▶ [Problem to solve] Wherever a line in the data below holds "ylabel", copy that line.

Dataset records

%%

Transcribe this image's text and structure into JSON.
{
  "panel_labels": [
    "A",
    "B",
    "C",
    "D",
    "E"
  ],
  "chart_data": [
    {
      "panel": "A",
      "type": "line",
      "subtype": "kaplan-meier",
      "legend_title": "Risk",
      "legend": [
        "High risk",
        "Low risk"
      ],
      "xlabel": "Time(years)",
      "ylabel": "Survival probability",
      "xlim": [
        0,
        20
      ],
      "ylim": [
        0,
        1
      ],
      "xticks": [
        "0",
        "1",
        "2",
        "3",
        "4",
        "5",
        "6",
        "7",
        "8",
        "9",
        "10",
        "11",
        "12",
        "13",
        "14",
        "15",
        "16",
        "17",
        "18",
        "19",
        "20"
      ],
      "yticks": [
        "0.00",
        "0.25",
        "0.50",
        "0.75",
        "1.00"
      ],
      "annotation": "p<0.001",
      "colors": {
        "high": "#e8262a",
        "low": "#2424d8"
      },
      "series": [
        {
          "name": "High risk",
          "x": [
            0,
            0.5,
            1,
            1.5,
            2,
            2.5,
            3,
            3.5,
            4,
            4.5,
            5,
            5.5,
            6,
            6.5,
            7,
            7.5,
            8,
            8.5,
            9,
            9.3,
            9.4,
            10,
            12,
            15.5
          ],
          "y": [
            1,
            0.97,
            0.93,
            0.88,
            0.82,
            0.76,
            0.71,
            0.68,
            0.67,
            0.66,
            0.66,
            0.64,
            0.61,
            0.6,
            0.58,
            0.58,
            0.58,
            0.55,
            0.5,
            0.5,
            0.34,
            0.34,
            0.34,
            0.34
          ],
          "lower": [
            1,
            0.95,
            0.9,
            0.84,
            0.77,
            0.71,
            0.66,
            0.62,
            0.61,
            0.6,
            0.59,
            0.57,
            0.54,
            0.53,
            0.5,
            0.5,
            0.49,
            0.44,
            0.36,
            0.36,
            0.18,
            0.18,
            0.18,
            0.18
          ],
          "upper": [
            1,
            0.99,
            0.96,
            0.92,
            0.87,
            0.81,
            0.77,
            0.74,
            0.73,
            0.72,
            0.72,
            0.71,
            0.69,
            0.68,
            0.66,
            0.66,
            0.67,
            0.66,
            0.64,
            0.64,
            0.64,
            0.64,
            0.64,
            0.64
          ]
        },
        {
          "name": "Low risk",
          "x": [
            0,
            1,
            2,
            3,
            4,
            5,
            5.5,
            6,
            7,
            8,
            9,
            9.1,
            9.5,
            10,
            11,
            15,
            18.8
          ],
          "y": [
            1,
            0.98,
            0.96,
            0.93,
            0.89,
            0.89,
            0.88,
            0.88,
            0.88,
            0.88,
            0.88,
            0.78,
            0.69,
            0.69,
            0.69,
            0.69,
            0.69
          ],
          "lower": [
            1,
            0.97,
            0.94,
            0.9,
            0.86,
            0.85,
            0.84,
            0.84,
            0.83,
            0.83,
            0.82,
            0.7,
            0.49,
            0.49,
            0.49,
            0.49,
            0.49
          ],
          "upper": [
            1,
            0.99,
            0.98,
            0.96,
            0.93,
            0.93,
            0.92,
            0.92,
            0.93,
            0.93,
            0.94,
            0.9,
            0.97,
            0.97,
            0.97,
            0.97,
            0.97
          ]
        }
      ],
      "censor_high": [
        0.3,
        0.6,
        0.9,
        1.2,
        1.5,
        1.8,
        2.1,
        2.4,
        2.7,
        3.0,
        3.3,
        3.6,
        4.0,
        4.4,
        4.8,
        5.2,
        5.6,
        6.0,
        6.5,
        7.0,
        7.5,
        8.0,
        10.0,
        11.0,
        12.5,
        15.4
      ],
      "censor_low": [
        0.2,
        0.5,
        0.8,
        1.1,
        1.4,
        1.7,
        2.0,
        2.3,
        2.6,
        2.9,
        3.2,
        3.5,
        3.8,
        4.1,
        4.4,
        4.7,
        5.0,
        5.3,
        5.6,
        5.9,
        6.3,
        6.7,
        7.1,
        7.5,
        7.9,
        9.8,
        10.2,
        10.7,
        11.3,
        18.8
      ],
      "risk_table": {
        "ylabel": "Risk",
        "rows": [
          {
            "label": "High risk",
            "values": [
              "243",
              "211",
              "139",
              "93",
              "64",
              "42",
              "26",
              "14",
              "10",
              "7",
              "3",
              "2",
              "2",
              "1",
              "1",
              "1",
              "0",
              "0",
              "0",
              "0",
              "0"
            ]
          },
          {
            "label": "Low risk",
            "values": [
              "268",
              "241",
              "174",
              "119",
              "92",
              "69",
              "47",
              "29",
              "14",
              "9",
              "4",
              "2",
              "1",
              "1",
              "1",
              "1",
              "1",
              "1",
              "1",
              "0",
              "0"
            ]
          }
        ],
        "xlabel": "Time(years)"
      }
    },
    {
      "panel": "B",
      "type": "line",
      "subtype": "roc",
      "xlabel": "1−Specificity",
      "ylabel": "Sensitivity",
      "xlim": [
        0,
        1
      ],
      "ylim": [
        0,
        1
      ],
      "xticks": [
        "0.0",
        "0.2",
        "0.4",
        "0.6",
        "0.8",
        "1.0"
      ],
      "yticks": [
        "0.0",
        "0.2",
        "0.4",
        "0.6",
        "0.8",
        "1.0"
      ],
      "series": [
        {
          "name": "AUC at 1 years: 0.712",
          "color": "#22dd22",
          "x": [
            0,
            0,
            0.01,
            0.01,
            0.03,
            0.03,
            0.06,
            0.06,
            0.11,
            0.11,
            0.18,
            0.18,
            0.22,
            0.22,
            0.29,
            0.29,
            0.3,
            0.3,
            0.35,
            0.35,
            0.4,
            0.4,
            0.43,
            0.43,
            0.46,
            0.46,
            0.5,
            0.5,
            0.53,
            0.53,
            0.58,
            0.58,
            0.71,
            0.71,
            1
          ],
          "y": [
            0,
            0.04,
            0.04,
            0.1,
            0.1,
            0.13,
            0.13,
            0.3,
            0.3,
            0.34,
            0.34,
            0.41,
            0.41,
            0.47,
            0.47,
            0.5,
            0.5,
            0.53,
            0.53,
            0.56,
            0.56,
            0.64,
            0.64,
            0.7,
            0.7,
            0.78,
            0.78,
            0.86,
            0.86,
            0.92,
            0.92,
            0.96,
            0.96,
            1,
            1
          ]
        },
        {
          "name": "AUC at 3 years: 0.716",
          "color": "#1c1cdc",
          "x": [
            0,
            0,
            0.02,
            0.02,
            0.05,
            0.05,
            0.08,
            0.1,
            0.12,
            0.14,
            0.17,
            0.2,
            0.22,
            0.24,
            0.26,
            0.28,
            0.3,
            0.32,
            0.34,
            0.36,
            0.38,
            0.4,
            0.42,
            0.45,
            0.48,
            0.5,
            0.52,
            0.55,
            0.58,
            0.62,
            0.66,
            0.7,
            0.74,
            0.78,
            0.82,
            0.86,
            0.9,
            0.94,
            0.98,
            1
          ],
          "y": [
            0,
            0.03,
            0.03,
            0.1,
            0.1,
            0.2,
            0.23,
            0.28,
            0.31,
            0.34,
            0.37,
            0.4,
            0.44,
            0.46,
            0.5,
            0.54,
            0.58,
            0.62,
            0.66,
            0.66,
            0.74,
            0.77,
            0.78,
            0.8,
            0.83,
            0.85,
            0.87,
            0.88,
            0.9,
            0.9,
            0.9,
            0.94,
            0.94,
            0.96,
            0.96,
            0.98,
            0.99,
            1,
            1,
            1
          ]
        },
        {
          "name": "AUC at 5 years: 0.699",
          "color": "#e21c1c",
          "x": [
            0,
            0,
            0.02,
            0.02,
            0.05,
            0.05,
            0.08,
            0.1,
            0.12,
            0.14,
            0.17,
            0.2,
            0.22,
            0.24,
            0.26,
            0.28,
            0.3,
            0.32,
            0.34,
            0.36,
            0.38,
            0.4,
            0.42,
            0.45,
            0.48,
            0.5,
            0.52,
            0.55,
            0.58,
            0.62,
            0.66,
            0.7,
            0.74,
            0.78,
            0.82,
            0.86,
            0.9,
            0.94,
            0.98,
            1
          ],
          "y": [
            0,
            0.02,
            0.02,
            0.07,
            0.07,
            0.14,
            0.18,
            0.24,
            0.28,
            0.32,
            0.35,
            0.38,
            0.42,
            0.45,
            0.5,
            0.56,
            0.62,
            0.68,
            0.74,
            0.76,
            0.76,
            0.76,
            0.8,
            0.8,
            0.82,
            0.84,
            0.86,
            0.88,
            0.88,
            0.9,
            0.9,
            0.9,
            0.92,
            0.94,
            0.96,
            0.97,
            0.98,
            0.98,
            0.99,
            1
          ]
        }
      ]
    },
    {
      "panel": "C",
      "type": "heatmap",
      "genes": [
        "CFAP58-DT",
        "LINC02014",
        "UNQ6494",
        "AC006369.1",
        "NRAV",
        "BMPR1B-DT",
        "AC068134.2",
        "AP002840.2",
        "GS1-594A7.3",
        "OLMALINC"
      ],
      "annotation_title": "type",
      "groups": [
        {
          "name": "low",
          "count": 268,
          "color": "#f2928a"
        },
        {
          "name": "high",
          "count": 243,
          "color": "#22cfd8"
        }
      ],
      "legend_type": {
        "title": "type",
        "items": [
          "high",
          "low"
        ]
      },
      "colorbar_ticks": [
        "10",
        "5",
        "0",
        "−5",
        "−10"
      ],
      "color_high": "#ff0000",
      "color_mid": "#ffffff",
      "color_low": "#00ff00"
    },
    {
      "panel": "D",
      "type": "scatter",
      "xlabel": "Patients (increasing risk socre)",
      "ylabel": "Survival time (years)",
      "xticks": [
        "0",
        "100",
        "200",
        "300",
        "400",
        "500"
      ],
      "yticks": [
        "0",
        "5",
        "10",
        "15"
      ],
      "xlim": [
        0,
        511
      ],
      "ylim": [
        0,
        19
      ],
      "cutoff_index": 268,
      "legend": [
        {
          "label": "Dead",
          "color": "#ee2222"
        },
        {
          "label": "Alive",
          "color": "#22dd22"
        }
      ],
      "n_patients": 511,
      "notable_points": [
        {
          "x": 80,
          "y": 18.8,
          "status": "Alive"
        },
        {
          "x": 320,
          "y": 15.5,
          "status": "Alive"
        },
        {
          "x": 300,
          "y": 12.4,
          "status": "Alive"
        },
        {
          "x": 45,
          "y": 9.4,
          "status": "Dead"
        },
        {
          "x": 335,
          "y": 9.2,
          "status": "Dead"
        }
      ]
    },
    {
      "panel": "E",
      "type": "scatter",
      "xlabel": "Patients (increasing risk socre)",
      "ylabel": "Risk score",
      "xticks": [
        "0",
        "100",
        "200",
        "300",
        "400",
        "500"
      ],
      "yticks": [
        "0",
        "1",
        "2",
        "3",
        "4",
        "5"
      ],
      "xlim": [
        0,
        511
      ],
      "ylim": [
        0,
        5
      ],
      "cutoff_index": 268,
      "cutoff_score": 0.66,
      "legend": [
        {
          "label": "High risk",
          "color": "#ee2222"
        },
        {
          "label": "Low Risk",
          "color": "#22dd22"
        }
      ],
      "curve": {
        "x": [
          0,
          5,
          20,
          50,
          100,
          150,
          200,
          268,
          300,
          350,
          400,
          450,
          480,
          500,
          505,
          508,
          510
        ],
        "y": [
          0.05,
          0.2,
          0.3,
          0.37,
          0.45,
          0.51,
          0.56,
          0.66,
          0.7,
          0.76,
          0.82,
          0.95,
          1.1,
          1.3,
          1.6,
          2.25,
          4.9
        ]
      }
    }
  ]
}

%%

▶ [Solution]
      "ylabel": "Survival probability",
        "ylabel": "Risk",
      "ylabel": "Sensitivity",
      "ylabel": "Survival time (years)",
      "ylabel": "Risk score",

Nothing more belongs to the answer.